Requirements: In the entries below, identify every line with the string "snug" and copy it.

Exercise data:
******************************

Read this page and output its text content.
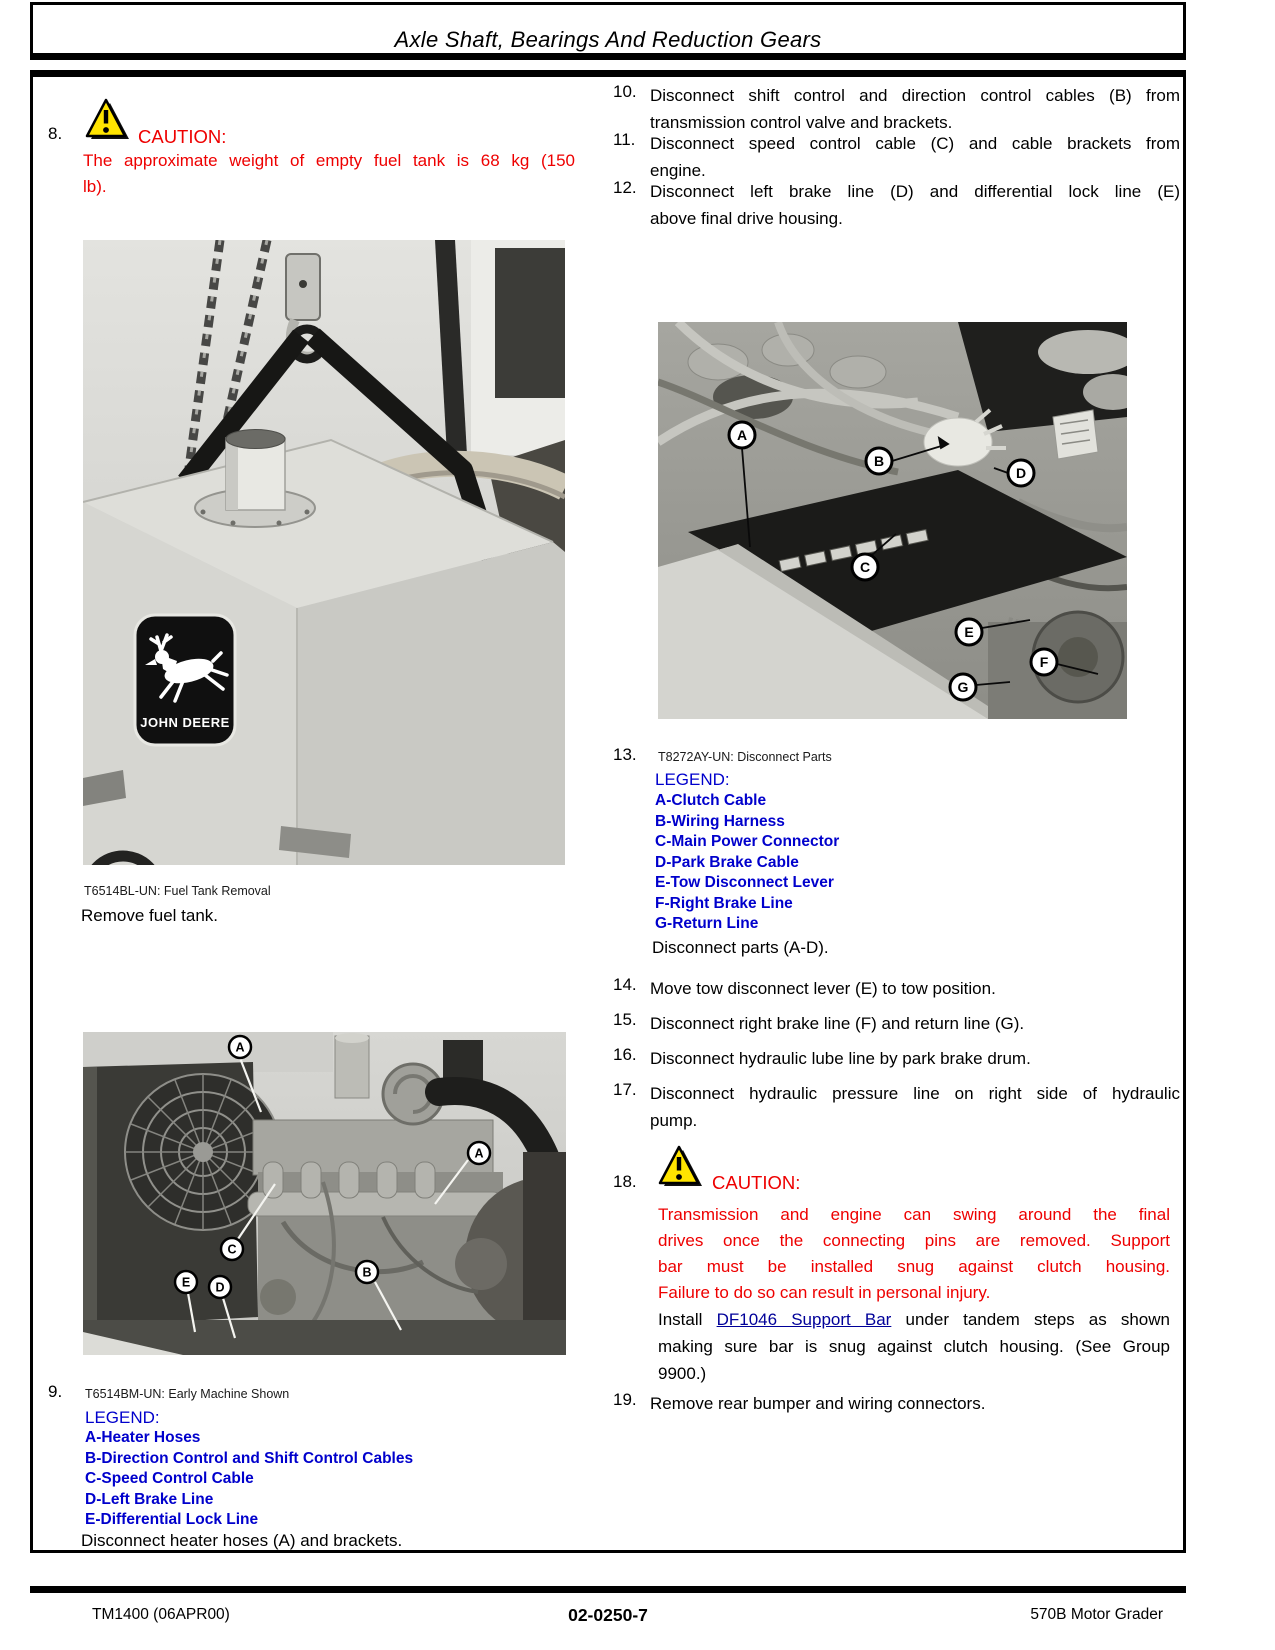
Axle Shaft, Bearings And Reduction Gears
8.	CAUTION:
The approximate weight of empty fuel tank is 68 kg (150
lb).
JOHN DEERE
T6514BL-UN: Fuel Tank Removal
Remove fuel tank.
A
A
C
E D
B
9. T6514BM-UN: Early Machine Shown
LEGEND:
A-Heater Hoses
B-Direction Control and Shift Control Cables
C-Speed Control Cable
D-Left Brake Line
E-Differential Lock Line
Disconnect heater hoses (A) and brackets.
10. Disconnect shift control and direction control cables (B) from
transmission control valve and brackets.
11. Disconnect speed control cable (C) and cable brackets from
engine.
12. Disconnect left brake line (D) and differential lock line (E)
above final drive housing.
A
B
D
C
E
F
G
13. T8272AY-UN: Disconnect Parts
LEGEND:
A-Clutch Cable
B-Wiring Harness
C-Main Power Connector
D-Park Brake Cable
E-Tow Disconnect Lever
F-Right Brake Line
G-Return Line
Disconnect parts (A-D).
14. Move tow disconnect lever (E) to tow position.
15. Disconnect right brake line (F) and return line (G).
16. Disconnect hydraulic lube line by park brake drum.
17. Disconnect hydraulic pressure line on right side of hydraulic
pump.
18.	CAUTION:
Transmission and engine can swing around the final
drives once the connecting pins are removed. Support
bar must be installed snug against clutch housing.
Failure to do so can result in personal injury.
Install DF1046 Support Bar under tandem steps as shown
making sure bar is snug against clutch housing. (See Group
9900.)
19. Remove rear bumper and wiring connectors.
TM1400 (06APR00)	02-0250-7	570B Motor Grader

******************************

Answer for this exercise:
bar must be installed snug against clutch housing.
making sure bar is snug against clutch housing. (See Group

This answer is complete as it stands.